EXERCISE DETAILS:
Output the data below in full, character for character.

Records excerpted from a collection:
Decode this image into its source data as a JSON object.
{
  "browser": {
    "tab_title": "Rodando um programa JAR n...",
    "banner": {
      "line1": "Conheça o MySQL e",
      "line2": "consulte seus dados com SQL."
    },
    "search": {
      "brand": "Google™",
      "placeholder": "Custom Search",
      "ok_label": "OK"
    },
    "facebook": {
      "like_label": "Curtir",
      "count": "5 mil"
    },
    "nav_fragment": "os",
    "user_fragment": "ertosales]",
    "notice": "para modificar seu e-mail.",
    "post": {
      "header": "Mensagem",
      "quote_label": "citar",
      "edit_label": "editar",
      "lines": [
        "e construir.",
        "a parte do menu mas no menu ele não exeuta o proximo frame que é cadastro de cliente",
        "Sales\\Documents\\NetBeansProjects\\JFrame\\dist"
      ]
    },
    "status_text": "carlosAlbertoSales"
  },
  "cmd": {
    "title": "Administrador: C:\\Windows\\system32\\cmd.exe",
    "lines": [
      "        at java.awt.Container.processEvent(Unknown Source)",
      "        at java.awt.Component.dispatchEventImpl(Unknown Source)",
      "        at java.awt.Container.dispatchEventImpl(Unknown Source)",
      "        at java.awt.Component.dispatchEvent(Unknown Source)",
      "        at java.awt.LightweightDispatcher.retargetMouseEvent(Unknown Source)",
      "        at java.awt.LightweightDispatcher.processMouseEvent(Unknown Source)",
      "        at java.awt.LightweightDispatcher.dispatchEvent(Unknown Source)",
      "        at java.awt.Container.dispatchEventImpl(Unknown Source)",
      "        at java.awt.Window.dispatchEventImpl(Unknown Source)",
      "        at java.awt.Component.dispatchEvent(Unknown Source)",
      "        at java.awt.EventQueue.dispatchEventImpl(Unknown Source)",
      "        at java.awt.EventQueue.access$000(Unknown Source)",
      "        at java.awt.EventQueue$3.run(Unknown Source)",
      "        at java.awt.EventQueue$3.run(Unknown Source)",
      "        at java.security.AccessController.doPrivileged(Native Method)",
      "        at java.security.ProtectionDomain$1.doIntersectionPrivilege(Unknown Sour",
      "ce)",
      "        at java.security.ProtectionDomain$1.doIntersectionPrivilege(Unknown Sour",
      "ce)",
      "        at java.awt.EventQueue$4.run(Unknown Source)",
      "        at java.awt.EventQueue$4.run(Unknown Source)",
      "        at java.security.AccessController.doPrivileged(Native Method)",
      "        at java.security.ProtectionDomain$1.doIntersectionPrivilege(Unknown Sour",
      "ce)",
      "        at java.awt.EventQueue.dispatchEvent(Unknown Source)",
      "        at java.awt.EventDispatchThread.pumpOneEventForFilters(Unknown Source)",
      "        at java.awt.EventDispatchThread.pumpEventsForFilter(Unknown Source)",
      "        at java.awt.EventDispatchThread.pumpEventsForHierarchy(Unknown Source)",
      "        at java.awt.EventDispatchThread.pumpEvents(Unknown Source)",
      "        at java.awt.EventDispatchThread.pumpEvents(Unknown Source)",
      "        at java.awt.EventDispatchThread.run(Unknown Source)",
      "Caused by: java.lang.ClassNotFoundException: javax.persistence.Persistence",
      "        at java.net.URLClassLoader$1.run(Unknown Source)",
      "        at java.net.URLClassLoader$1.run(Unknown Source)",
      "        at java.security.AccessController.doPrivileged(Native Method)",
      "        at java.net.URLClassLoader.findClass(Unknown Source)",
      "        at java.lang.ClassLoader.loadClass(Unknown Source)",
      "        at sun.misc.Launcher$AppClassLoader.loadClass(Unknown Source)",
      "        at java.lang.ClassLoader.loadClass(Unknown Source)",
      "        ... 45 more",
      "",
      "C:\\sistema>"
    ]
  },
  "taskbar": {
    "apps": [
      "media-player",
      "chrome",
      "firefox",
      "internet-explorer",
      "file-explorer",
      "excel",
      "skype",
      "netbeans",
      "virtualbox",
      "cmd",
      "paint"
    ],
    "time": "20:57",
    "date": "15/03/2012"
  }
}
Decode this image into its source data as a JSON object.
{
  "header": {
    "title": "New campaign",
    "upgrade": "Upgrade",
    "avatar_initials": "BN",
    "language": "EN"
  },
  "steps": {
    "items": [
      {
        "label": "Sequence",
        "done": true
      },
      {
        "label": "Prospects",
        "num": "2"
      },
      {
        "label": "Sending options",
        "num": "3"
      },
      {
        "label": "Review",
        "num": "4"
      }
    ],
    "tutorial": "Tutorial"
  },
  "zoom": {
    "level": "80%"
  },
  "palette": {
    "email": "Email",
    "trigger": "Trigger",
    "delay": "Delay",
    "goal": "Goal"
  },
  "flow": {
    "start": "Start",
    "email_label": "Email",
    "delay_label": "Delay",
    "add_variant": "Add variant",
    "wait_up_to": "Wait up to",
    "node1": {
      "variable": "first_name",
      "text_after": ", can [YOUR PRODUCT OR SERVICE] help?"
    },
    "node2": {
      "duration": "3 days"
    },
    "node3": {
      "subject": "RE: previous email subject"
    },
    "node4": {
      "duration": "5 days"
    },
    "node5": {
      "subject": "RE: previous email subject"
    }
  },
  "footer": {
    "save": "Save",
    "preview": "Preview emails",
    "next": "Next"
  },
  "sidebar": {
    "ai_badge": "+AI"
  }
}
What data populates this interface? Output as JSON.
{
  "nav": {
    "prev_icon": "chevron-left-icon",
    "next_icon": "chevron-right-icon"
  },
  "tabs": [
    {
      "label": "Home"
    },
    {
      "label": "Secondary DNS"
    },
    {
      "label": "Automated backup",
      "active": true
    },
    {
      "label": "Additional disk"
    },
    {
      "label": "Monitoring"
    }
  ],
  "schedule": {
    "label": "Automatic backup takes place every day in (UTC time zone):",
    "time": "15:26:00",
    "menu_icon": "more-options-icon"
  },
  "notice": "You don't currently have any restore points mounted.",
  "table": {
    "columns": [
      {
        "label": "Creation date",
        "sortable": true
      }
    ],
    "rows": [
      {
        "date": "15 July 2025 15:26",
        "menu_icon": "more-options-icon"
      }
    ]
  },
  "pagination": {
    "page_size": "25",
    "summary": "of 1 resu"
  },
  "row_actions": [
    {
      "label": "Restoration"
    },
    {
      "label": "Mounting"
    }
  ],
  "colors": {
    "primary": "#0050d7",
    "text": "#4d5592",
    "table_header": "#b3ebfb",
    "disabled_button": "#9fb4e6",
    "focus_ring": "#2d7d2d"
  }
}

THE ANSWER:
Decode this image into its source data as a JSON object.
{
  "browser": {
    "tab_title": "Rodando um programa JAR n...",
    "banner": {
      "line1": "Conheça o MySQL e",
      "line2": "consulte seus dados com SQL."
    },
    "search": {
      "brand": "Google™",
      "placeholder": "Custom Search",
      "ok_label": "OK"
    },
    "facebook": {
      "like_label": "Curtir",
      "count": "5 mil"
    },
    "nav_fragment": "os",
    "user_fragment": "ertosales]",
    "notice": "para modificar seu e-mail.",
    "post": {
      "header": "Mensagem",
      "quote_label": "citar",
      "edit_label": "editar",
      "lines": [
        "e construir.",
        "a parte do menu mas no menu ele não exeuta o proximo frame que é cadastro de cliente",
        "Sales\\Documents\\NetBeansProjects\\JFrame\\dist"
      ]
    },
    "status_text": "carlosAlbertoSales"
  },
  "cmd": {
    "title": "Administrador: C:\\Windows\\system32\\cmd.exe",
    "lines": [
      "        at java.awt.Container.processEvent(Unknown Source)",
      "        at java.awt.Component.dispatchEventImpl(Unknown Source)",
      "        at java.awt.Container.dispatchEventImpl(Unknown Source)",
      "        at java.awt.Component.dispatchEvent(Unknown Source)",
      "        at java.awt.LightweightDispatcher.retargetMouseEvent(Unknown Source)",
      "        at java.awt.LightweightDispatcher.processMouseEvent(Unknown Source)",
      "        at java.awt.LightweightDispatcher.dispatchEvent(Unknown Source)",
      "        at java.awt.Container.dispatchEventImpl(Unknown Source)",
      "        at java.awt.Window.dispatchEventImpl(Unknown Source)",
      "        at java.awt.Component.dispatchEvent(Unknown Source)",
      "        at java.awt.EventQueue.dispatchEventImpl(Unknown Source)",
      "        at java.awt.EventQueue.access$000(Unknown Source)",
      "        at java.awt.EventQueue$3.run(Unknown Source)",
      "        at java.awt.EventQueue$3.run(Unknown Source)",
      "        at java.security.AccessController.doPrivileged(Native Method)",
      "        at java.security.ProtectionDomain$1.doIntersectionPrivilege(Unknown Sour",
      "ce)",
      "        at java.security.ProtectionDomain$1.doIntersectionPrivilege(Unknown Sour",
      "ce)",
      "        at java.awt.EventQueue$4.run(Unknown Source)",
      "        at java.awt.EventQueue$4.run(Unknown Source)",
      "        at java.security.AccessController.doPrivileged(Native Method)",
      "        at java.security.ProtectionDomain$1.doIntersectionPrivilege(Unknown Sour",
      "ce)",
      "        at java.awt.EventQueue.dispatchEvent(Unknown Source)",
      "        at java.awt.EventDispatchThread.pumpOneEventForFilters(Unknown Source)",
      "        at java.awt.EventDispatchThread.pumpEventsForFilter(Unknown Source)",
      "        at java.awt.EventDispatchThread.pumpEventsForHierarchy(Unknown Source)",
      "        at java.awt.EventDispatchThread.pumpEvents(Unknown Source)",
      "        at java.awt.EventDispatchThread.pumpEvents(Unknown Source)",
      "        at java.awt.EventDispatchThread.run(Unknown Source)",
      "Caused by: java.lang.ClassNotFoundException: javax.persistence.Persistence",
      "        at java.net.URLClassLoader$1.run(Unknown Source)",
      "        at java.net.URLClassLoader$1.run(Unknown Source)",
      "        at java.security.AccessController.doPrivileged(Native Method)",
      "        at java.net.URLClassLoader.findClass(Unknown Source)",
      "        at java.lang.ClassLoader.loadClass(Unknown Source)",
      "        at sun.misc.Launcher$AppClassLoader.loadClass(Unknown Source)",
      "        at java.lang.ClassLoader.loadClass(Unknown Source)",
      "        ... 45 more",
      "",
      "C:\\sistema>"
    ]
  },
  "taskbar": {
    "apps": [
      "media-player",
      "chrome",
      "firefox",
      "internet-explorer",
      "file-explorer",
      "excel",
      "skype",
      "netbeans",
      "virtualbox",
      "cmd",
      "paint"
    ],
    "time": "20:57",
    "date": "15/03/2012"
  }
}
Decode this image into its source data as a JSON object.
{
  "header": {
    "title": "New campaign",
    "upgrade": "Upgrade",
    "avatar_initials": "BN",
    "language": "EN"
  },
  "steps": {
    "items": [
      {
        "label": "Sequence",
        "done": true
      },
      {
        "label": "Prospects",
        "num": "2"
      },
      {
        "label": "Sending options",
        "num": "3"
      },
      {
        "label": "Review",
        "num": "4"
      }
    ],
    "tutorial": "Tutorial"
  },
  "zoom": {
    "level": "80%"
  },
  "palette": {
    "email": "Email",
    "trigger": "Trigger",
    "delay": "Delay",
    "goal": "Goal"
  },
  "flow": {
    "start": "Start",
    "email_label": "Email",
    "delay_label": "Delay",
    "add_variant": "Add variant",
    "wait_up_to": "Wait up to",
    "node1": {
      "variable": "first_name",
      "text_after": ", can [YOUR PRODUCT OR SERVICE] help?"
    },
    "node2": {
      "duration": "3 days"
    },
    "node3": {
      "subject": "RE: previous email subject"
    },
    "node4": {
      "duration": "5 days"
    },
    "node5": {
      "subject": "RE: previous email subject"
    }
  },
  "footer": {
    "save": "Save",
    "preview": "Preview emails",
    "next": "Next"
  },
  "sidebar": {
    "ai_badge": "+AI"
  }
}
What data populates this interface? Output as JSON.
{
  "nav": {
    "prev_icon": "chevron-left-icon",
    "next_icon": "chevron-right-icon"
  },
  "tabs": [
    {
      "label": "Home"
    },
    {
      "label": "Secondary DNS"
    },
    {
      "label": "Automated backup",
      "active": true
    },
    {
      "label": "Additional disk"
    },
    {
      "label": "Monitoring"
    }
  ],
  "schedule": {
    "label": "Automatic backup takes place every day in (UTC time zone):",
    "time": "15:26:00",
    "menu_icon": "more-options-icon"
  },
  "notice": "You don't currently have any restore points mounted.",
  "table": {
    "columns": [
      {
        "label": "Creation date",
        "sortable": true
      }
    ],
    "rows": [
      {
        "date": "15 July 2025 15:26",
        "menu_icon": "more-options-icon"
      }
    ]
  },
  "pagination": {
    "page_size": "25",
    "summary": "of 1 resu"
  },
  "row_actions": [
    {
      "label": "Restoration"
    },
    {
      "label": "Mounting"
    }
  ],
  "colors": {
    "primary": "#0050d7",
    "text": "#4d5592",
    "table_header": "#b3ebfb",
    "disabled_button": "#9fb4e6",
    "focus_ring": "#2d7d2d"
  }
}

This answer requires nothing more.